-- TASK MATERIAL start --

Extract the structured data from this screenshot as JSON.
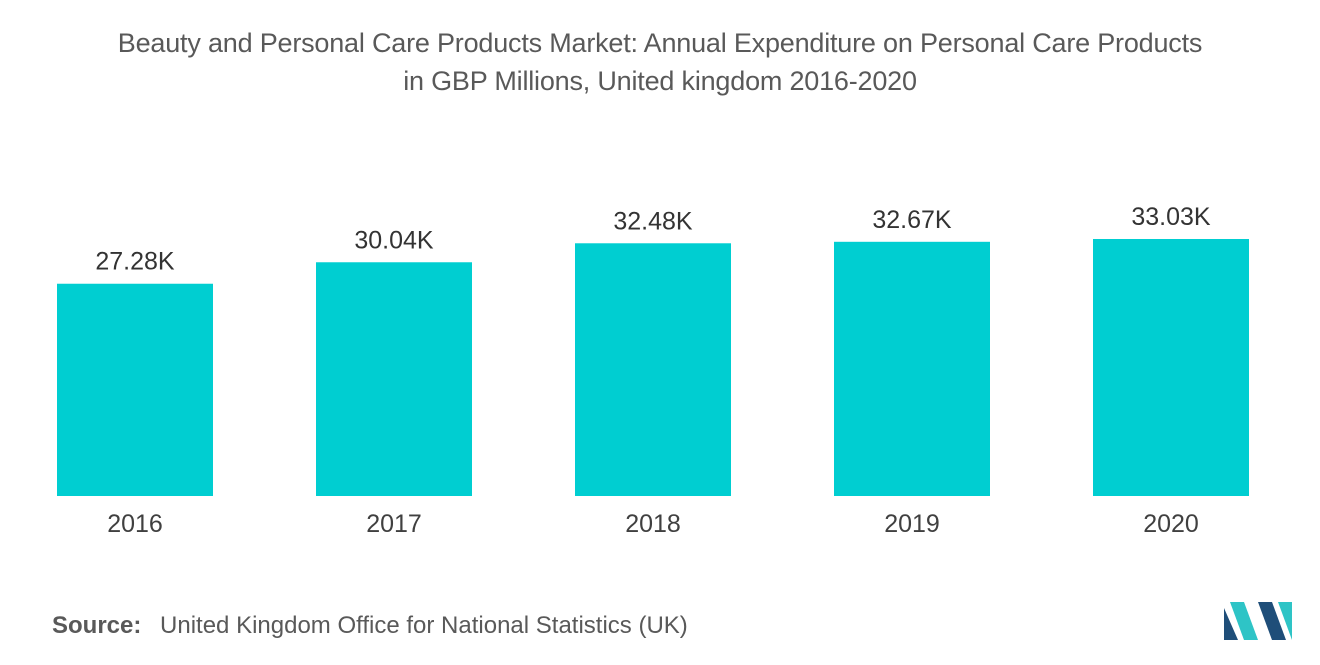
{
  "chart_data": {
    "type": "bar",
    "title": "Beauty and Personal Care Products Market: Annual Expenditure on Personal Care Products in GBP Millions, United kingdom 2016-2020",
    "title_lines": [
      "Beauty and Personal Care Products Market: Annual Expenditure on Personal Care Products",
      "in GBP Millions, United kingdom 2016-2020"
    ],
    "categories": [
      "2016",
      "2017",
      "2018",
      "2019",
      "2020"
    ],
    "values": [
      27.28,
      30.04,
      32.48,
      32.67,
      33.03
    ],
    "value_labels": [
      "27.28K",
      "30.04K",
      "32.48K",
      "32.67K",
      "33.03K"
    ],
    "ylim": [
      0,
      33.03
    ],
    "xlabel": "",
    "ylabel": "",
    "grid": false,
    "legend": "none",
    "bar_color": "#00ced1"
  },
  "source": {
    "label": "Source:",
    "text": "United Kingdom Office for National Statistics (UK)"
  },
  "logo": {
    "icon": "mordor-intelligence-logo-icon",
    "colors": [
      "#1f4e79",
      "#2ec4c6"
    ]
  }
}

-- TASK MATERIAL end --
-- TASK MATERIAL start --

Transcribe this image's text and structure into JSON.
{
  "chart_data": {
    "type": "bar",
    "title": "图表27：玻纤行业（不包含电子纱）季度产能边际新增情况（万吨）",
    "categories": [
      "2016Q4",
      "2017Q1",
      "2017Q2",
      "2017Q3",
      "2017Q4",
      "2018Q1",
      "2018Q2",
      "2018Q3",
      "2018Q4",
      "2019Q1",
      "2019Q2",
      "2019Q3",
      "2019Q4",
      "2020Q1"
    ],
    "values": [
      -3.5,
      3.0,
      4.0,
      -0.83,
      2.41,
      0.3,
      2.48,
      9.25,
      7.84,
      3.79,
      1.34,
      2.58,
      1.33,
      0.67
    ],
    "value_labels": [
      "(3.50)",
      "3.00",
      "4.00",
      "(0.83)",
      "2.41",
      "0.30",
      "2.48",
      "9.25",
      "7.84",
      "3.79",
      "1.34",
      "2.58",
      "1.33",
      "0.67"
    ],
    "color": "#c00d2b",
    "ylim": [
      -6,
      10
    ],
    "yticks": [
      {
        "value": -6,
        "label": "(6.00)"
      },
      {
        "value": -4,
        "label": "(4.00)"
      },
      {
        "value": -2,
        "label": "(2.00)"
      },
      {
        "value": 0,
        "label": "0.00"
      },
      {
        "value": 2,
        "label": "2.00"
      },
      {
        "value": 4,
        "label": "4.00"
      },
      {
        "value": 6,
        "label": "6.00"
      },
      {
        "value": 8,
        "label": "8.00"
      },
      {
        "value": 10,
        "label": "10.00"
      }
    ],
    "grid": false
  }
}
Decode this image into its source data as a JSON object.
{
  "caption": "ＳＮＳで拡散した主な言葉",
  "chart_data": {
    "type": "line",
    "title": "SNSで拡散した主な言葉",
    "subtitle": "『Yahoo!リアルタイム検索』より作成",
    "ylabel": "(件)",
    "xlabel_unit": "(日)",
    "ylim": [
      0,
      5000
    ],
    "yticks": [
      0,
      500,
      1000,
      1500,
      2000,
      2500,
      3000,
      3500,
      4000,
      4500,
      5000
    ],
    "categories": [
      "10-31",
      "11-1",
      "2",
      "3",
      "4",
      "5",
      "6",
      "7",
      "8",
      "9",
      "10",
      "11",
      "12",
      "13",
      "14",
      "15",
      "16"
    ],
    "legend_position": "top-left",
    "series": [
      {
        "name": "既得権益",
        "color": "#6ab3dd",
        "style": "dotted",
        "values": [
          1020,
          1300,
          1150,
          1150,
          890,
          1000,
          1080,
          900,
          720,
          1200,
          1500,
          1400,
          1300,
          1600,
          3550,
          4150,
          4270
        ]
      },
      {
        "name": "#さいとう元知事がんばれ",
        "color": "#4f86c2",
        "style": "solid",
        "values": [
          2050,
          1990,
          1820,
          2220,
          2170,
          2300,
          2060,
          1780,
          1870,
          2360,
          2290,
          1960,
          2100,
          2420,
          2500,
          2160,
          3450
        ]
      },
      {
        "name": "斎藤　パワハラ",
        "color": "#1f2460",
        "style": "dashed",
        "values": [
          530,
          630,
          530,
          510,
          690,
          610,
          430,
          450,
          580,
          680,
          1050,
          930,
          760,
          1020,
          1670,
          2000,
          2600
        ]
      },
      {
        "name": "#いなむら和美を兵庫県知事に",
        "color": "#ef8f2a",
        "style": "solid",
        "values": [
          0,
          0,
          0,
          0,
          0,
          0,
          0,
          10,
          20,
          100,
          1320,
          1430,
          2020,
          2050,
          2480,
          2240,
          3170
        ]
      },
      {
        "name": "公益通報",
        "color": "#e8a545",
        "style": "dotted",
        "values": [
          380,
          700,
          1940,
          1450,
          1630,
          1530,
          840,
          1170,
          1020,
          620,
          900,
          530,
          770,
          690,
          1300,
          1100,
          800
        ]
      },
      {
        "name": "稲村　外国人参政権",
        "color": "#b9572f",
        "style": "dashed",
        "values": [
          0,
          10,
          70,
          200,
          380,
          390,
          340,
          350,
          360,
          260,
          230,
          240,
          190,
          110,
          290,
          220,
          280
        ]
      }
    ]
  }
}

-- TASK MATERIAL end --
-- TASK MATERIAL start --

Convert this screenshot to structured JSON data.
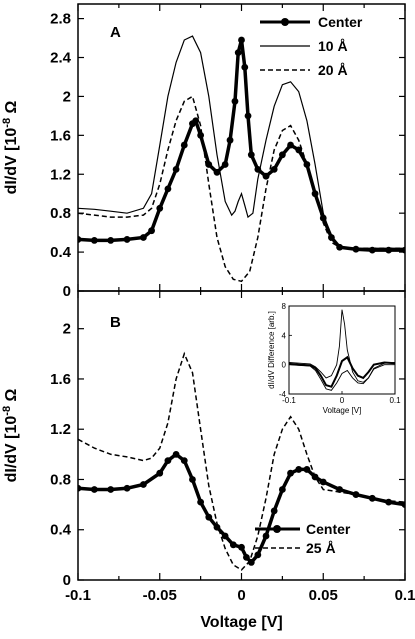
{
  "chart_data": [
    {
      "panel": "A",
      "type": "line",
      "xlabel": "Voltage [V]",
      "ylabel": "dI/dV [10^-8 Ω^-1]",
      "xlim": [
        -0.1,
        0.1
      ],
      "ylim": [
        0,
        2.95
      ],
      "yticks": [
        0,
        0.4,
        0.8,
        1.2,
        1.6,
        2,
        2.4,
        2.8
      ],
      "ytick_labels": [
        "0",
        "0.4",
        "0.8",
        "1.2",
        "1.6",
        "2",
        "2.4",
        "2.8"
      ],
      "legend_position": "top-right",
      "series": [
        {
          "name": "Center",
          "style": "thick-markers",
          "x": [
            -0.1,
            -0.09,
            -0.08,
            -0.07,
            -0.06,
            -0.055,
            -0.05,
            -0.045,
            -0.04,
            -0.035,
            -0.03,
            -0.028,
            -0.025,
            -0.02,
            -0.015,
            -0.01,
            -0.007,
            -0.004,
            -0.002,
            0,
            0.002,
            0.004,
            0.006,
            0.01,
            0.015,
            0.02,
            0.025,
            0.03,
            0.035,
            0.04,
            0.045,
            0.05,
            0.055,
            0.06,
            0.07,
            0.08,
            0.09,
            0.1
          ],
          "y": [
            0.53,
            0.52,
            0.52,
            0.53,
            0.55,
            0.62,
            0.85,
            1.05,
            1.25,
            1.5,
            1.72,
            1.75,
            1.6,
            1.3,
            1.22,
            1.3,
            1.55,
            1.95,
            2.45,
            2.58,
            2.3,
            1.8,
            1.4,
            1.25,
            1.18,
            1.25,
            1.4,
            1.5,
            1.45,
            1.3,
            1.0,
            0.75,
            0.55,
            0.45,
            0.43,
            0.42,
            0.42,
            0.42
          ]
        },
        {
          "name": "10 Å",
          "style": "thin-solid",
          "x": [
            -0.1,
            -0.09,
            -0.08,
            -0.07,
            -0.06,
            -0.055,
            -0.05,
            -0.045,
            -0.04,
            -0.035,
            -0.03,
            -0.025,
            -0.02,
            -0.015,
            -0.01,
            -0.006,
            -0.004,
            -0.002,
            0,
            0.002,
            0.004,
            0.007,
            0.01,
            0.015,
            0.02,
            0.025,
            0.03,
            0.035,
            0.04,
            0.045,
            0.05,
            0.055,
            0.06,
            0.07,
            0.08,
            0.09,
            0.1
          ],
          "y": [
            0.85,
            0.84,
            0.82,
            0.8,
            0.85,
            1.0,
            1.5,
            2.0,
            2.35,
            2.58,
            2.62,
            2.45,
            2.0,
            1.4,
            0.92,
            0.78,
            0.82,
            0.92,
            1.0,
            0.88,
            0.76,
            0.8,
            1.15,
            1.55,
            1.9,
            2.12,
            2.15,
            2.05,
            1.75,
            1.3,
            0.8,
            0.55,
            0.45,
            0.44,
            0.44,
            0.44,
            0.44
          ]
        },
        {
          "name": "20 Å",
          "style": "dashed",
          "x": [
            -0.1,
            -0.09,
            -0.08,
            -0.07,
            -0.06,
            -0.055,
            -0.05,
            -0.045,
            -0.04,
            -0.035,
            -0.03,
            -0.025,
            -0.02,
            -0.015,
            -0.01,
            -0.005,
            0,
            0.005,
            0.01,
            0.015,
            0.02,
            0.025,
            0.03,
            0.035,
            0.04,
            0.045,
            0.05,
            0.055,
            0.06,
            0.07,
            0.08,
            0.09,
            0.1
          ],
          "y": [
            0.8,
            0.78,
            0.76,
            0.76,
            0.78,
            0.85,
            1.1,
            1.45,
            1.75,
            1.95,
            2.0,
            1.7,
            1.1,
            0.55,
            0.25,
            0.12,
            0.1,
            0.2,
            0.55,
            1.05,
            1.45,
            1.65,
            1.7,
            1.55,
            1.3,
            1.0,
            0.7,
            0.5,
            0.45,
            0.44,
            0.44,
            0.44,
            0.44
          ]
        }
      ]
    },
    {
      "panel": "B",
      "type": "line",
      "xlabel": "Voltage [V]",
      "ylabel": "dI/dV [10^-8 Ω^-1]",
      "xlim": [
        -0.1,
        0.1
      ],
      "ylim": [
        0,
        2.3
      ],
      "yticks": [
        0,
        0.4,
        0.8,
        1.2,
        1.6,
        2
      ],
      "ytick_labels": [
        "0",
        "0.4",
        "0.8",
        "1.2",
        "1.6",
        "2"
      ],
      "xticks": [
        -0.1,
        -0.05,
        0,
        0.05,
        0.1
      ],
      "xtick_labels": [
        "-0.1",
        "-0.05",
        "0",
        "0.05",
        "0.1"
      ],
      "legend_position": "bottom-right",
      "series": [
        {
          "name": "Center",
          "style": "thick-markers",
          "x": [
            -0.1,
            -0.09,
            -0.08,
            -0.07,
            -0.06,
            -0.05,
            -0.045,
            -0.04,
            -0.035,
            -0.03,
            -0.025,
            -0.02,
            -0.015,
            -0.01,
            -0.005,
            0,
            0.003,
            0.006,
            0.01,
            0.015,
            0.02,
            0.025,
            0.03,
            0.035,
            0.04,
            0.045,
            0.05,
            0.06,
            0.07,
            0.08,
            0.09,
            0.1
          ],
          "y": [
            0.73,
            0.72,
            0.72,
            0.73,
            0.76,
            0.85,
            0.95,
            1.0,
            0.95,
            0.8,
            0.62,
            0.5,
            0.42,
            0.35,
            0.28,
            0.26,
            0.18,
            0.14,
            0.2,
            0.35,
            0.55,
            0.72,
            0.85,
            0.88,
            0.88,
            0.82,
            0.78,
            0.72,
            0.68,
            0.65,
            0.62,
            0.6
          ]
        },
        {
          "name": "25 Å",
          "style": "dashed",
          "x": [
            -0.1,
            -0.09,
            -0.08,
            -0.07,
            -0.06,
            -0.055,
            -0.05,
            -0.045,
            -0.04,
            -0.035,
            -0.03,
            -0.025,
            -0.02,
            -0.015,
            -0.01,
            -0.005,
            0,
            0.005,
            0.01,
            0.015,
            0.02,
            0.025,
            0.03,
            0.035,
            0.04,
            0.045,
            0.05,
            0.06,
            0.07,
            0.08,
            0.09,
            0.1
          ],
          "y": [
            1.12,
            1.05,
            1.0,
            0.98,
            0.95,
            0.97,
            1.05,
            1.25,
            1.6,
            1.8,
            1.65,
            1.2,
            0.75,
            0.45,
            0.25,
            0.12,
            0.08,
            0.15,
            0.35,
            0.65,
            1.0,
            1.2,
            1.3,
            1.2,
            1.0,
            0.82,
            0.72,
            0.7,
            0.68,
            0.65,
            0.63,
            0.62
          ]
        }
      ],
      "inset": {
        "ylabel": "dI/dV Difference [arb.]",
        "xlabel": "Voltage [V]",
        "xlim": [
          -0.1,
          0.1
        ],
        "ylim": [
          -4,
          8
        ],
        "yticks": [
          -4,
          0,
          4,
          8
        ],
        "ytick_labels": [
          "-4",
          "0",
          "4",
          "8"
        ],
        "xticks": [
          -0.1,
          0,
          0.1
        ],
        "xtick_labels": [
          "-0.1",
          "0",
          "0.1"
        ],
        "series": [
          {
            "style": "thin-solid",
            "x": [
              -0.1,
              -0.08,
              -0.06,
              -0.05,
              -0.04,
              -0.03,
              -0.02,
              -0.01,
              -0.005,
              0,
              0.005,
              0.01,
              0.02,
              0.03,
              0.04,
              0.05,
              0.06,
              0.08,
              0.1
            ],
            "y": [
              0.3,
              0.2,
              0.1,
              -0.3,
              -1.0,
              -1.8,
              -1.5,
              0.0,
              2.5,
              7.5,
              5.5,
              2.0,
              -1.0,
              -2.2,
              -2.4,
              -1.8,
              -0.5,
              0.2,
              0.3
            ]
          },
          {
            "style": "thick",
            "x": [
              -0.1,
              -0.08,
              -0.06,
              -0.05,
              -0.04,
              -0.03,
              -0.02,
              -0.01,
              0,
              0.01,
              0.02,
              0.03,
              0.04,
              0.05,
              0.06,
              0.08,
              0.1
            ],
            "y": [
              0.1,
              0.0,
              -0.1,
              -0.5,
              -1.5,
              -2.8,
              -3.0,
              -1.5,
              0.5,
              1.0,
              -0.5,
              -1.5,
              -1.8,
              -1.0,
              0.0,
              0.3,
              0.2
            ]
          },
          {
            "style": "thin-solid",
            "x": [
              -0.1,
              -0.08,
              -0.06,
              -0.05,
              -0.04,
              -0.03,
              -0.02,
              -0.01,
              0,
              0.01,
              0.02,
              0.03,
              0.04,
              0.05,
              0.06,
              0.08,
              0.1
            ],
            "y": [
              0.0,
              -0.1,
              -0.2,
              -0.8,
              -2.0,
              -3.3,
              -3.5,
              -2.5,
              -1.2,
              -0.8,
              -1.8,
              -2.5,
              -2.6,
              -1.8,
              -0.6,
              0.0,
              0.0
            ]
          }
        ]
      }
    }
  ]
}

-- TASK MATERIAL end --

Sift the material for lines with the string "structured". Copy each one found.

# WRITTEN RESPONSE
Extract the structured data from this screenshot as JSON.
Convert this screenshot to structured JSON data.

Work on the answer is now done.